-- START OF Entries provided --
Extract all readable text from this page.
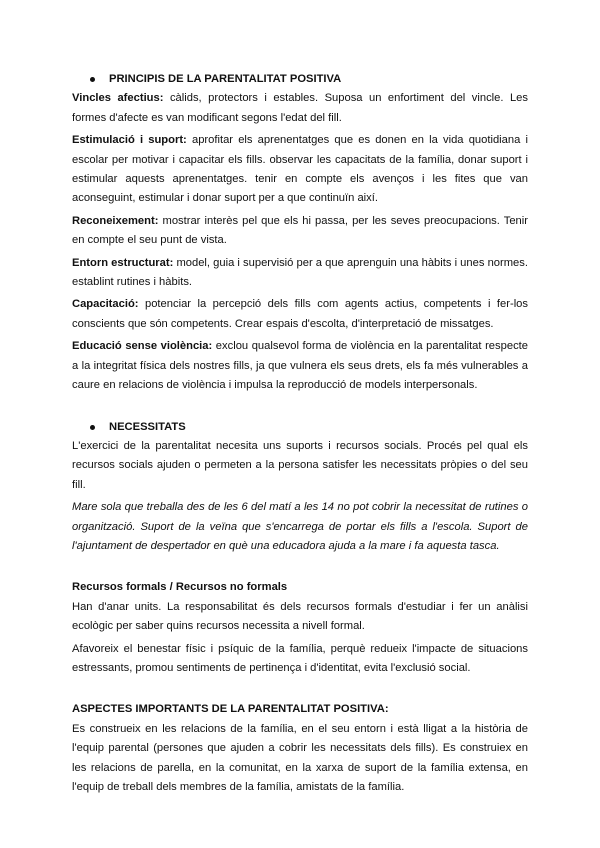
PRINCIPIS DE LA PARENTALITAT POSITIVA

Vincles afectius: càlids, protectors i estables. Suposa un enfortiment del vincle. Les formes d'afecte es van modificant segons l'edat del fill.

Estimulació i suport: aprofitar els aprenentatges que es donen en la vida quotidiana i escolar per motivar i capacitar els fills. observar les capacitats de la família, donar suport i estimular aquests aprenentatges. tenir en compte els avenços i les fites que van aconseguint, estimular i donar suport per a que continuïn així.

Reconeixement: mostrar interès pel que els hi passa, per les seves preocupacions. Tenir en compte el seu punt de vista.

Entorn estructurat: model, guia i supervisió per a que aprenguin una hàbits i unes normes. establint rutines i hàbits.

Capacitació: potenciar la percepció dels fills com agents actius, competents i fer-los conscients que són competents. Crear espais d'escolta, d'interpretació de missatges.

Educació sense violència: exclou qualsevol forma de violència en la parentalitat respecte a la integritat física dels nostres fills, ja que vulnera els seus drets, els fa més vulnerables a caure en relacions de violència i impulsa la reproducció de models interpersonals.

NECESSITATS

L'exercici de la parentalitat necesita uns suports i recursos socials. Procés pel qual els recursos socials ajuden o permeten a la persona satisfer les necessitats pròpies o del seu fill.

Mare sola que treballa des de les 6 del matí a les 14 no pot cobrir la necessitat de rutines o organització. Suport de la veïna que s'encarrega de portar els fills a l'escola. Suport de l'ajuntament de despertador en què una educadora ajuda a la mare i fa aquesta tasca.

Recursos formals / Recursos no formals

Han d'anar units. La responsabilitat és dels recursos formals d'estudiar i fer un anàlisi ecològic per saber quins recursos necessita a nivell formal.

Afavoreix el benestar físic i psíquic de la família, perquè redueix l'impacte de situacions estressants, promou sentiments de pertinença i d'identitat, evita l'exclusió social.

ASPECTES IMPORTANTS DE LA PARENTALITAT POSITIVA:

Es construeix en les relacions de la família, en el seu entorn i està lligat a la història de l'equip parental (persones que ajuden a cobrir les necessitats dels fills). Es construiex en les relacions de parella, en la comunitat, en la xarxa de suport de la família extensa, en l'equip de treball dels membres de la família, amistats de la família.
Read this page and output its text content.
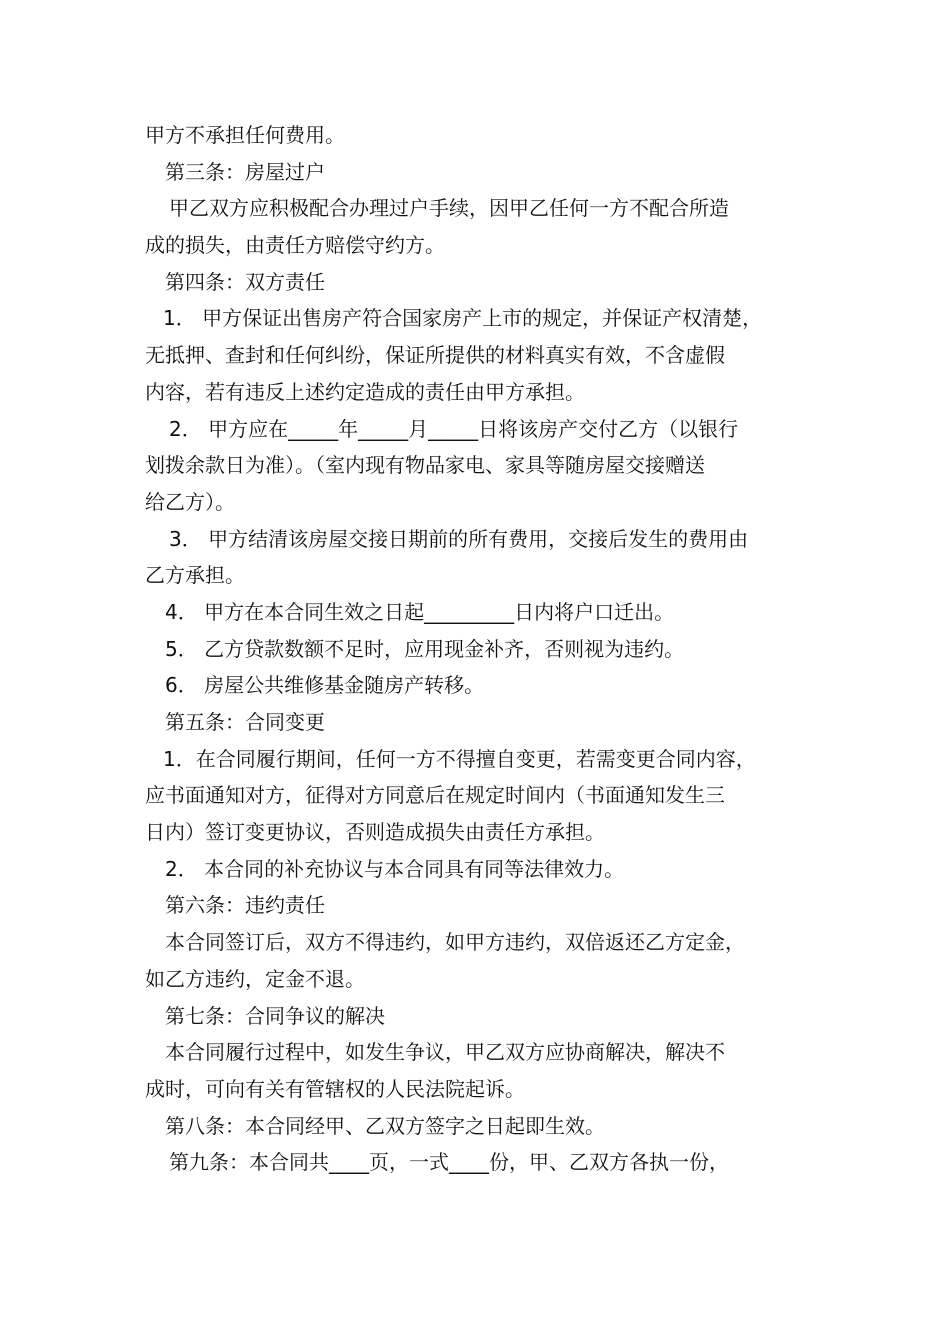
甲方不承担任何费用。
第三条：房屋过户
甲乙双方应积极配合办理过户手续，因甲乙任何一方不配合所造
成的损失，由责任方赔偿守约方。
第四条：双方责任
1． 甲方保证出售房产符合国家房产上市的规定，并保证产权清楚，
无抵押、查封和任何纠纷，保证所提供的材料真实有效，不含虚假
内容，若有违反上述约定造成的责任由甲方承担。
2． 甲方应在_____年_____月_____日将该房产交付乙方（以银行
划拨余款日为准）。（室内现有物品家电、家具等随房屋交接赠送
给乙方）。
3． 甲方结清该房屋交接日期前的所有费用，交接后发生的费用由
乙方承担。
4． 甲方在本合同生效之日起_________日内将户口迁出。
5． 乙方贷款数额不足时，应用现金补齐，否则视为违约。
6． 房屋公共维修基金随房产转移。
第五条：合同变更
1．在合同履行期间，任何一方不得擅自变更，若需变更合同内容，
应书面通知对方，征得对方同意后在规定时间内（书面通知发生三
日内）签订变更协议，否则造成损失由责任方承担。
2． 本合同的补充协议与本合同具有同等法律效力。
第六条：违约责任
本合同签订后，双方不得违约，如甲方违约，双倍返还乙方定金，
如乙方违约，定金不退。
第七条：合同争议的解决
本合同履行过程中，如发生争议，甲乙双方应协商解决，解决不
成时，可向有关有管辖权的人民法院起诉。
第八条：本合同经甲、乙双方签字之日起即生效。
第九条：本合同共____页，一式____份，甲、乙双方各执一份，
-- END OF Entries provided --
Your objective
Take the line that contains "Read this page and output its text content." and every line after it up to the end of the records above, and restate them exactly, without the pictures.

Answer
Read this page and output its text content.
甲方不承担任何费用。
第三条：房屋过户
甲乙双方应积极配合办理过户手续，因甲乙任何一方不配合所造
成的损失，由责任方赔偿守约方。
第四条：双方责任
1． 甲方保证出售房产符合国家房产上市的规定，并保证产权清楚，
无抵押、查封和任何纠纷，保证所提供的材料真实有效，不含虚假
内容，若有违反上述约定造成的责任由甲方承担。
2． 甲方应在_____年_____月_____日将该房产交付乙方（以银行
划拨余款日为准）。（室内现有物品家电、家具等随房屋交接赠送
给乙方）。
3． 甲方结清该房屋交接日期前的所有费用，交接后发生的费用由
乙方承担。
4． 甲方在本合同生效之日起_________日内将户口迁出。
5． 乙方贷款数额不足时，应用现金补齐，否则视为违约。
6． 房屋公共维修基金随房产转移。
第五条：合同变更
1．在合同履行期间，任何一方不得擅自变更，若需变更合同内容，
应书面通知对方，征得对方同意后在规定时间内（书面通知发生三
日内）签订变更协议，否则造成损失由责任方承担。
2． 本合同的补充协议与本合同具有同等法律效力。
第六条：违约责任
本合同签订后，双方不得违约，如甲方违约，双倍返还乙方定金，
如乙方违约，定金不退。
第七条：合同争议的解决
本合同履行过程中，如发生争议，甲乙双方应协商解决，解决不
成时，可向有关有管辖权的人民法院起诉。
第八条：本合同经甲、乙双方签字之日起即生效。
第九条：本合同共____页，一式____份，甲、乙双方各执一份，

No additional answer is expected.